WHAT IS REQUIRED →
Without the pictures, write out all the lines below exactly as they appear.
== EXTRACTED RECORDS
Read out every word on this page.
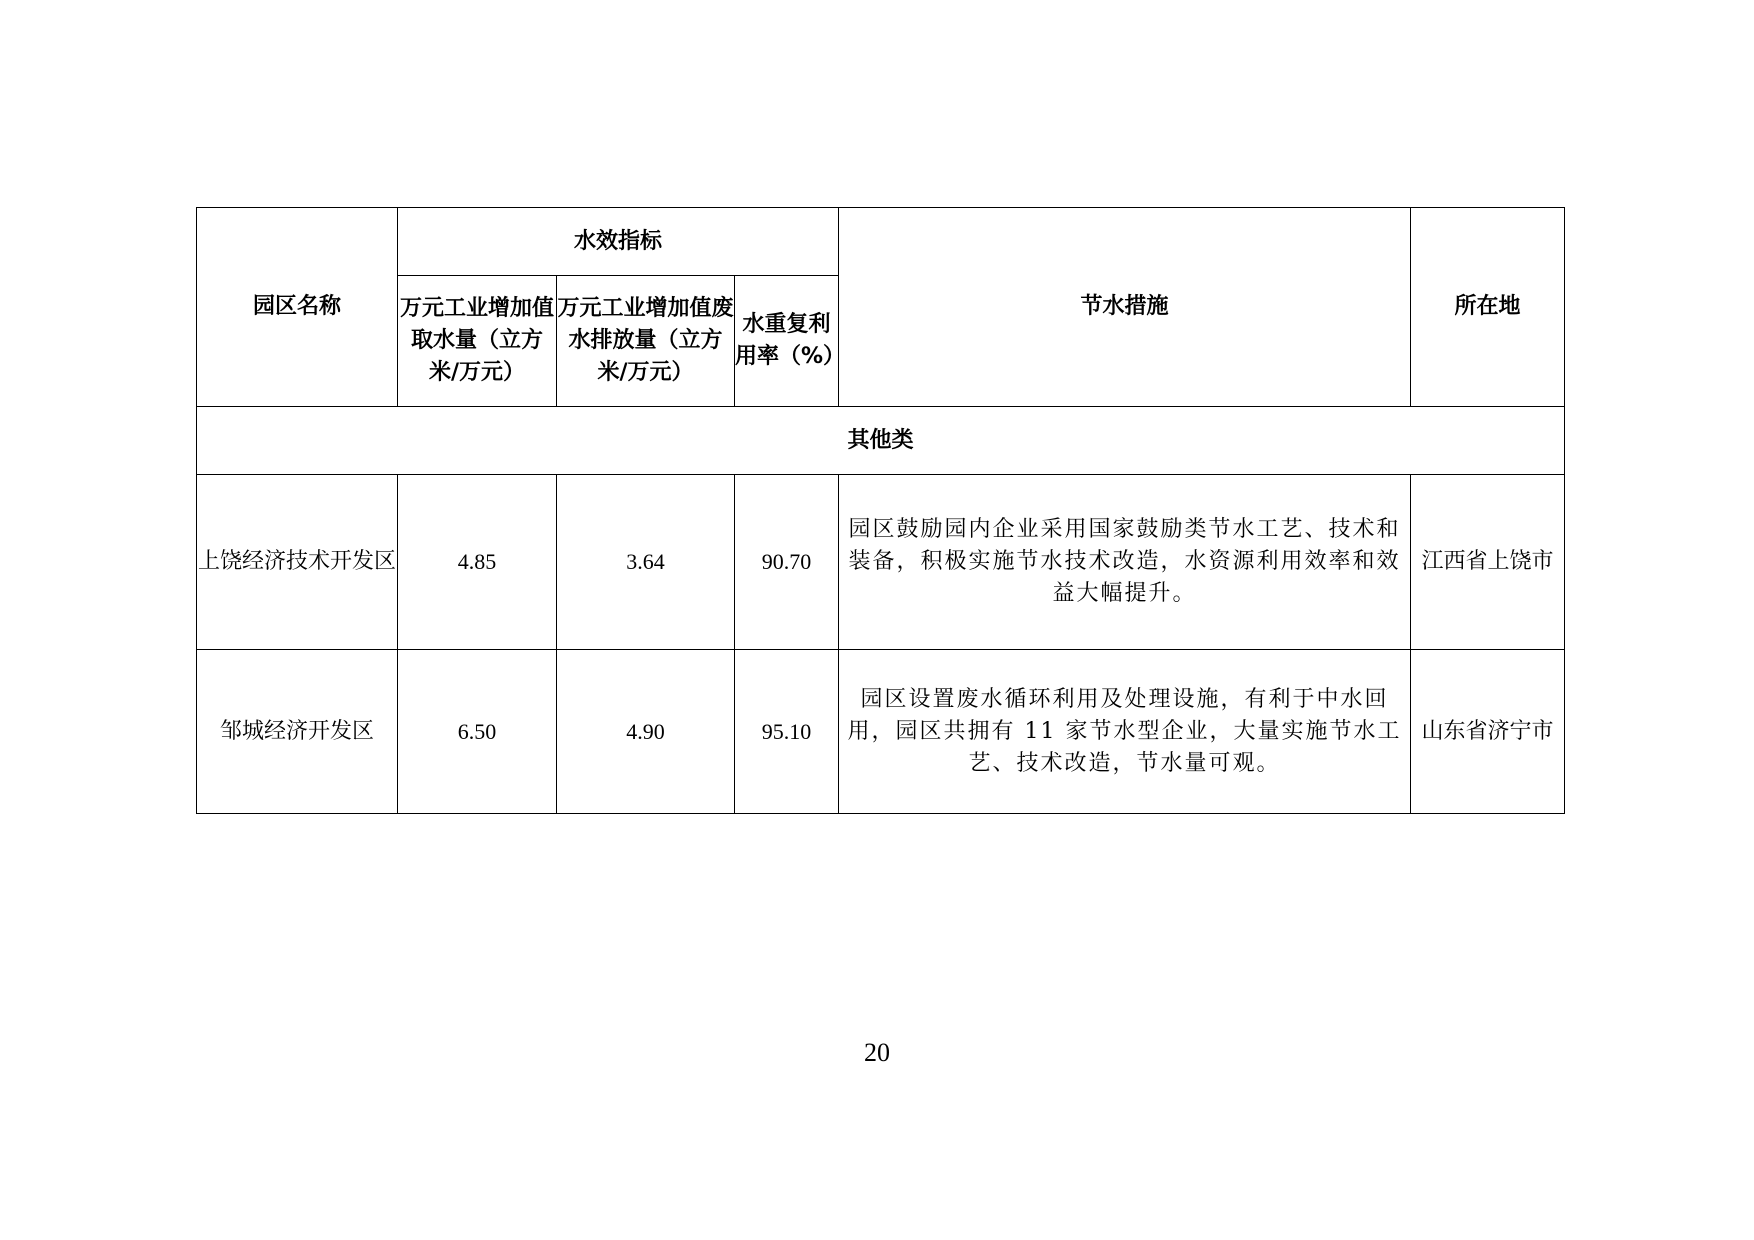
园区名称	水效指标			节水措施	所在地
	万元工业增加值取水量（立方米/万元）	万元工业增加值废水排放量（立方米/万元）	水重复利用率（%）		
其他类					
上饶经济技术开发区	4.85	3.64	90.70	园区鼓励园内企业采用国家鼓励类节水工艺、技术和装备，积极实施节水技术改造，水资源利用效率和效益大幅提升。	江西省上饶市
邹城经济开发区	6.50	4.90	95.10	园区设置废水循环利用及处理设施，有利于中水回用，园区共拥有 11 家节水型企业，大量实施节水工艺、技术改造，节水量可观。	山东省济宁市
20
====
THE RESPONSE →
Read out every word on this page.
园区名称	水效指标			节水措施	所在地
	万元工业增加值取水量（立方米/万元）	万元工业增加值废水排放量（立方米/万元）	水重复利用率（%）		
其他类					
上饶经济技术开发区	4.85	3.64	90.70	园区鼓励园内企业采用国家鼓励类节水工艺、技术和装备，积极实施节水技术改造，水资源利用效率和效益大幅提升。	江西省上饶市
邹城经济开发区	6.50	4.90	95.10	园区设置废水循环利用及处理设施，有利于中水回用，园区共拥有 11 家节水型企业，大量实施节水工艺、技术改造，节水量可观。	山东省济宁市
20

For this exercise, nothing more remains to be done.